:: Input records

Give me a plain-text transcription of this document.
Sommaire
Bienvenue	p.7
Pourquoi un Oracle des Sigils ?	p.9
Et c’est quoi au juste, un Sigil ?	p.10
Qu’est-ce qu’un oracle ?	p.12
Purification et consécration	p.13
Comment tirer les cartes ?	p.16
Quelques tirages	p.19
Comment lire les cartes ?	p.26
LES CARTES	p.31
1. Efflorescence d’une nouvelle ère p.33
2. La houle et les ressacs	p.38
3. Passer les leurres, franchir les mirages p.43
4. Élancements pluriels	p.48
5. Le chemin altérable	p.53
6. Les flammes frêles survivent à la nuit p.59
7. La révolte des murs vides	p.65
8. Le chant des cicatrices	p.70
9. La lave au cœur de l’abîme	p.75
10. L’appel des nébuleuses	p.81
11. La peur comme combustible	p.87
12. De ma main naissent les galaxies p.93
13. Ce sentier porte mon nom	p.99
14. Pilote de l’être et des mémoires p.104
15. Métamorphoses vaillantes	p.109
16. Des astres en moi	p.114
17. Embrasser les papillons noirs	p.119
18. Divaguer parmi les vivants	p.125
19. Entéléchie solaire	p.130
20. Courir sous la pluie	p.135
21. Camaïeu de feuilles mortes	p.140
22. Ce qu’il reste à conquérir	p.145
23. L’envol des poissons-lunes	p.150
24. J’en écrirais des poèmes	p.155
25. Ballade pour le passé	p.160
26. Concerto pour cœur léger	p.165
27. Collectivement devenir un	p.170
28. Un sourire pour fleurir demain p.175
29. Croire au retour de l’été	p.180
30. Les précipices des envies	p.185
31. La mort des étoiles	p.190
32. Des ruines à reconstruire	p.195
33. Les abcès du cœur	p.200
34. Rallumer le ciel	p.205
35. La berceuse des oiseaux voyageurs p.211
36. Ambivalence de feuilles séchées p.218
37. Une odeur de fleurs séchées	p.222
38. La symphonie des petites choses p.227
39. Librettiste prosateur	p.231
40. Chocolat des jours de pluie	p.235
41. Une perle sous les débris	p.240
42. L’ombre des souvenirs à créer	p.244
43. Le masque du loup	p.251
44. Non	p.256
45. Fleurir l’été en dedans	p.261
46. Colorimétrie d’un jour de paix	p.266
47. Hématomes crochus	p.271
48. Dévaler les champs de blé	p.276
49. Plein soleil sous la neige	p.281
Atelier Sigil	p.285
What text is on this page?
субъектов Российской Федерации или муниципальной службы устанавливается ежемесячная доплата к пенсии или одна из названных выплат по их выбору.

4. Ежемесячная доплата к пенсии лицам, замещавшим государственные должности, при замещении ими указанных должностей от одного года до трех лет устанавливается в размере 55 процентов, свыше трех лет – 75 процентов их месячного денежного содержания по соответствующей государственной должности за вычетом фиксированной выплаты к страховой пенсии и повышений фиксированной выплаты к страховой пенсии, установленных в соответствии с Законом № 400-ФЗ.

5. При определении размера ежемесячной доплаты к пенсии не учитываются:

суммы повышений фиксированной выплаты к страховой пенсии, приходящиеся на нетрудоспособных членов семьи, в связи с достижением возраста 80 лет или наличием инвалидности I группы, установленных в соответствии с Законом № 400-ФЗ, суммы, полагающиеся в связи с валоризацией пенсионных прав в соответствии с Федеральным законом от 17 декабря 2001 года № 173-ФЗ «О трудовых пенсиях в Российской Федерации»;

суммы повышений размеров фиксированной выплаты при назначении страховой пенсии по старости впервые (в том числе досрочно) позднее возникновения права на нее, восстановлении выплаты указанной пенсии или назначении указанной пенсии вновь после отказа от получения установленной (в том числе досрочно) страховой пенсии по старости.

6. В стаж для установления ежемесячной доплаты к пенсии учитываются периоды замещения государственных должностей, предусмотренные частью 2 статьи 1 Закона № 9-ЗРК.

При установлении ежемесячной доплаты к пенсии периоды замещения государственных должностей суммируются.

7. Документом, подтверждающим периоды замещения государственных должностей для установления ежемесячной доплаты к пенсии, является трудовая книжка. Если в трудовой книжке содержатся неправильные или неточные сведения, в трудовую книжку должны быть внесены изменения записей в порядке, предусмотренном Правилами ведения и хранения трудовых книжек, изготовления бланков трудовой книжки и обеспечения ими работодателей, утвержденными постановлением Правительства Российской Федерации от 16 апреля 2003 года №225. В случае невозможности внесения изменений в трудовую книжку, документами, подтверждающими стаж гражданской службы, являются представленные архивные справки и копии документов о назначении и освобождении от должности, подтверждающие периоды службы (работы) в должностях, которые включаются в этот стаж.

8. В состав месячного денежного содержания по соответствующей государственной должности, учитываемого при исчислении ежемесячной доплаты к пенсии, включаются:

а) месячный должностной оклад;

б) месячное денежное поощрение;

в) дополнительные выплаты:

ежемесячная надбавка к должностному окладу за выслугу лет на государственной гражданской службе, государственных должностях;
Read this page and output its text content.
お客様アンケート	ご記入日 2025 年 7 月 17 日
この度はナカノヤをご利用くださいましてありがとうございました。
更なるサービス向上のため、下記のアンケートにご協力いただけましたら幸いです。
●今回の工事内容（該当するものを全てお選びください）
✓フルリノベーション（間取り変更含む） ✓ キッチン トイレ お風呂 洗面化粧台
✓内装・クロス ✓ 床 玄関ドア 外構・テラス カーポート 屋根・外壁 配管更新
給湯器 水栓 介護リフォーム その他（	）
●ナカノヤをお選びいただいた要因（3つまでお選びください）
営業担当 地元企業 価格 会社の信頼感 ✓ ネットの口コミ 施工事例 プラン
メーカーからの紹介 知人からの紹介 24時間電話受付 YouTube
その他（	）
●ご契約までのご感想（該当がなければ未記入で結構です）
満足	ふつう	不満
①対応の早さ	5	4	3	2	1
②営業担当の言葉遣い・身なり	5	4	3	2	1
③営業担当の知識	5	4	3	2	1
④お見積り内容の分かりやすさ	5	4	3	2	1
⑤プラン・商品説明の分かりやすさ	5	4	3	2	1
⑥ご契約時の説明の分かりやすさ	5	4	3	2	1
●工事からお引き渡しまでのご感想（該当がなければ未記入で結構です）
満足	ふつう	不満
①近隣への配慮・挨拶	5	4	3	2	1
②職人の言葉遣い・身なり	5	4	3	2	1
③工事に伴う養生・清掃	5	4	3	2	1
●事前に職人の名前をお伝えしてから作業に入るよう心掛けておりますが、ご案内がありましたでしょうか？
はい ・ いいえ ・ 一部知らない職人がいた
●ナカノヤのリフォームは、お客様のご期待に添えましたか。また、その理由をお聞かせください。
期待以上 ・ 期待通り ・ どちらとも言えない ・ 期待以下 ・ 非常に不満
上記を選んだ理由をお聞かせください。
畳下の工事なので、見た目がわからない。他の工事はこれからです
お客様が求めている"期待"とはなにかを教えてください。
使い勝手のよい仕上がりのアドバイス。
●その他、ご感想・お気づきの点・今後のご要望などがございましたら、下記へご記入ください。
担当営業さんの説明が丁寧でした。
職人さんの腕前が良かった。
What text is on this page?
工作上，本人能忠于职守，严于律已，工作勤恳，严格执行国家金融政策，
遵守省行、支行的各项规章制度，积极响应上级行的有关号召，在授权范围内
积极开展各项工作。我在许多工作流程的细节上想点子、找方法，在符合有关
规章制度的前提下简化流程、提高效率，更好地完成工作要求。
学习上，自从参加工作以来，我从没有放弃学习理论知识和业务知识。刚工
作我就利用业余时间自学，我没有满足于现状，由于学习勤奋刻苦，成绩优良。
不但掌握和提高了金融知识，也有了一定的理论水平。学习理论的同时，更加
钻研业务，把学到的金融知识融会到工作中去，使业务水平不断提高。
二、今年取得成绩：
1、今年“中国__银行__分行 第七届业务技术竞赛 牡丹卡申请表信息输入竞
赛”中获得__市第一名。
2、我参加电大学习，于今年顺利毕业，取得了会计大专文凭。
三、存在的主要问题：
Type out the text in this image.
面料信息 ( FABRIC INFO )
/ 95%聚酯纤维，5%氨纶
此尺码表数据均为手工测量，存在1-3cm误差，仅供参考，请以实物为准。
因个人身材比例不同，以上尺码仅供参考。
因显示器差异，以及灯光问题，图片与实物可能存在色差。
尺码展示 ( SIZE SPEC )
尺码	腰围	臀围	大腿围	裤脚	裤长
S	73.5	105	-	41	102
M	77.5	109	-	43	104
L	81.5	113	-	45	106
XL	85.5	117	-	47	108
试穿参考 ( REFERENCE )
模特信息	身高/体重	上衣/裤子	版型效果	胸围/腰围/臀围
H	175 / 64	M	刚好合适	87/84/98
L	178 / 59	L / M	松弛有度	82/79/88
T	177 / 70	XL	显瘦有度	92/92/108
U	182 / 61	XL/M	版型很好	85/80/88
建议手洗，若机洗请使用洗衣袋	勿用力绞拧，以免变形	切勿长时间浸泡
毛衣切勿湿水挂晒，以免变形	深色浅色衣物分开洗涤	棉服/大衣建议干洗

::::

### Problem statement
Determine how many lines in the listing above hold the word "месячного", answering with the number only.

### Reply to the task
2